DATA FOR THE TASK:

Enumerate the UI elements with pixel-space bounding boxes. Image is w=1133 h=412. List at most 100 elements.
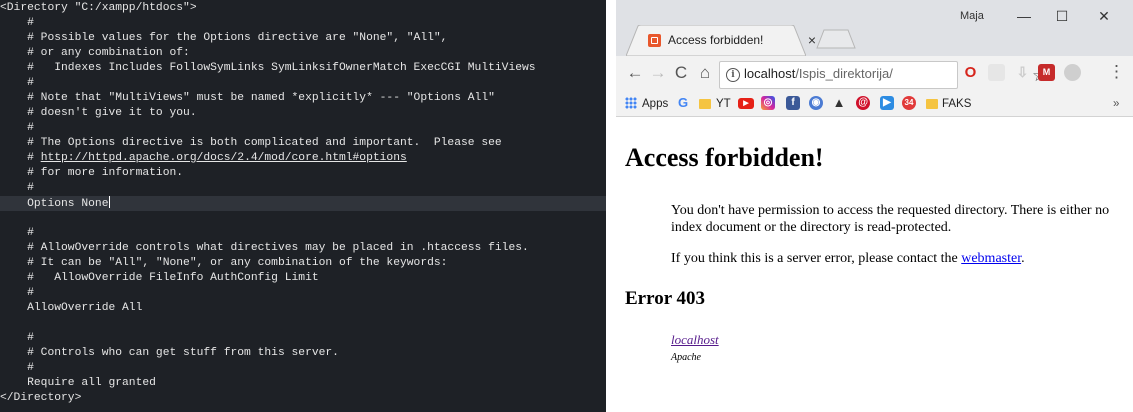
code-text: # Note that "MultiViews" must be named *… xyxy=(0,92,495,104)
info-icon[interactable]: i xyxy=(726,68,740,82)
code-text: # or any combination of: xyxy=(0,47,190,59)
code-text: # xyxy=(0,152,41,164)
code-line: # AllowOverride FileInfo AuthConfig Limi… xyxy=(0,271,606,286)
code-text: # Controls who can get stuff from this s… xyxy=(0,347,339,359)
code-text: # Possible values for the Options direct… xyxy=(0,32,448,44)
profile-name[interactable]: Maja xyxy=(960,10,984,22)
circle-bookmark-icon[interactable]: ◉ xyxy=(809,96,823,110)
code-text: # AllowOverride FileInfo AuthConfig Limi… xyxy=(0,272,319,284)
tab-access-forbidden[interactable]: Access forbidden! × xyxy=(626,25,816,56)
pdf-extension-icon[interactable] xyxy=(988,64,1005,81)
youtube-icon[interactable]: ▶ xyxy=(738,98,754,109)
code-line: # xyxy=(0,331,606,346)
store-icon[interactable]: ▲ xyxy=(832,96,846,110)
code-line: # xyxy=(0,361,606,376)
browser-window: Access forbidden! × Maja — ☐ ✕ ← → C ⌂ i… xyxy=(616,0,1133,412)
url-path: /Ispis_direktorija/ xyxy=(795,66,893,81)
faks-folder-icon[interactable] xyxy=(926,99,938,109)
badge-34-icon[interactable]: 34 xyxy=(902,96,916,110)
xampp-favicon-icon xyxy=(648,34,661,47)
divider xyxy=(606,0,616,412)
code-text: # The Options directive is both complica… xyxy=(0,137,502,149)
download-extension-icon[interactable]: ⇩ xyxy=(1014,64,1031,81)
code-text: # xyxy=(0,122,34,134)
code-line: # xyxy=(0,121,606,136)
code-text: # xyxy=(0,332,34,344)
close-window-button[interactable]: ✕ xyxy=(1086,4,1122,28)
m-extension-icon[interactable]: M xyxy=(1038,64,1055,81)
code-line: # doesn't give it to you. xyxy=(0,106,606,121)
minimize-button[interactable]: — xyxy=(1006,4,1042,28)
code-line: </Directory> xyxy=(0,391,606,406)
code-line: AllowOverride All xyxy=(0,301,606,316)
back-button[interactable]: ← xyxy=(624,62,646,84)
bookmark-yt[interactable]: YT xyxy=(716,96,731,112)
contact-message: If you think this is a server error, ple… xyxy=(671,250,1116,267)
code-line: # Controls who can get stuff from this s… xyxy=(0,346,606,361)
code-line: # AllowOverride controls what directives… xyxy=(0,241,606,256)
code-text: # xyxy=(0,227,34,239)
code-line: # xyxy=(0,76,606,91)
code-text: # xyxy=(0,362,34,374)
new-tab-button[interactable] xyxy=(816,29,856,49)
extension-icon[interactable] xyxy=(1064,64,1081,81)
home-button[interactable]: ⌂ xyxy=(694,62,716,84)
google-icon[interactable]: G xyxy=(676,96,690,110)
page-title: Access forbidden! xyxy=(625,143,824,172)
text-cursor xyxy=(109,196,111,208)
code-line: <Directory "C:/xampp/htdocs"> xyxy=(0,1,606,16)
code-line: # or any combination of: xyxy=(0,46,606,61)
code-line: # xyxy=(0,226,606,241)
code-line-current: Options None xyxy=(0,196,606,211)
reload-button[interactable]: C xyxy=(670,62,692,84)
code-line: # xyxy=(0,16,606,31)
p-bookmark-icon[interactable]: ▶ xyxy=(880,96,894,110)
code-text: # for more information. xyxy=(0,167,184,179)
code-text: <Directory "C:/xampp/htdocs"> xyxy=(0,2,197,14)
code-text: Require all granted xyxy=(0,377,156,389)
folder-icon[interactable] xyxy=(699,99,711,109)
code-line: # http://httpd.apache.org/docs/2.4/mod/c… xyxy=(0,151,606,166)
instagram-icon[interactable]: ◎ xyxy=(761,96,775,110)
code-link[interactable]: http://httpd.apache.org/docs/2.4/mod/cor… xyxy=(41,152,407,164)
forbidden-message: You don't have permission to access the … xyxy=(671,203,1110,235)
menu-icon[interactable]: ⋮ xyxy=(1108,62,1125,82)
server-software: Apache xyxy=(671,352,701,363)
at-bookmark-icon[interactable]: @ xyxy=(856,96,870,110)
opera-extension-icon[interactable]: O xyxy=(962,64,979,81)
code-text: # xyxy=(0,77,34,89)
code-line: # xyxy=(0,286,606,301)
url-host: localhost xyxy=(744,66,796,81)
maximize-button[interactable]: ☐ xyxy=(1044,4,1080,28)
code-line: # Possible values for the Options direct… xyxy=(0,31,606,46)
code-text: # AllowOverride controls what directives… xyxy=(0,242,529,254)
url-text[interactable]: localhost/Ispis_direktorija/ xyxy=(744,66,893,81)
bookmark-apps[interactable]: Apps xyxy=(642,96,668,112)
code-text: </Directory> xyxy=(0,392,82,404)
code-text: # xyxy=(0,17,34,29)
browser-toolbar: ← → C ⌂ i localhost/Ispis_direktorija/ ☆… xyxy=(616,56,1133,92)
title-bar: Access forbidden! × Maja — ☐ ✕ xyxy=(616,0,1133,56)
address-bar[interactable]: i localhost/Ispis_direktorija/ ☆ xyxy=(719,61,1047,89)
facebook-icon[interactable]: f xyxy=(786,96,800,110)
bookmark-faks[interactable]: FAKS xyxy=(942,96,971,112)
code-editor[interactable]: <Directory "C:/xampp/htdocs"> # # Possib… xyxy=(0,0,606,412)
code-line: # for more information. xyxy=(0,166,606,181)
contact-end: . xyxy=(1021,251,1025,266)
apps-grid-icon[interactable] xyxy=(625,97,637,109)
code-line: # The Options directive is both complica… xyxy=(0,136,606,151)
code-text: # doesn't give it to you. xyxy=(0,107,197,119)
code-line: # Indexes Includes FollowSymLinks SymLin… xyxy=(0,61,606,76)
server-host-link[interactable]: localhost xyxy=(671,332,719,348)
error-code-heading: Error 403 xyxy=(625,288,706,309)
tab-title: Access forbidden! xyxy=(668,33,764,47)
code-text: Options None xyxy=(0,198,109,210)
code-text: # xyxy=(0,287,34,299)
code-line: # It can be "All", "None", or any combin… xyxy=(0,256,606,271)
code-text: AllowOverride All xyxy=(0,302,143,314)
forward-button[interactable]: → xyxy=(647,62,669,84)
webmaster-link[interactable]: webmaster xyxy=(961,251,1021,266)
more-bookmarks-icon[interactable]: » xyxy=(1113,96,1119,112)
code-text: # xyxy=(0,182,34,194)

WHAT THE TASK REQUIRES: Copy out every row above that contains the string "doesn". Case counts.

SOLUTION FOR THIS PROBLEM:
code-line: # doesn't give it to you. xyxy=(0,106,606,121)
code-text: # doesn't give it to you. xyxy=(0,107,197,119)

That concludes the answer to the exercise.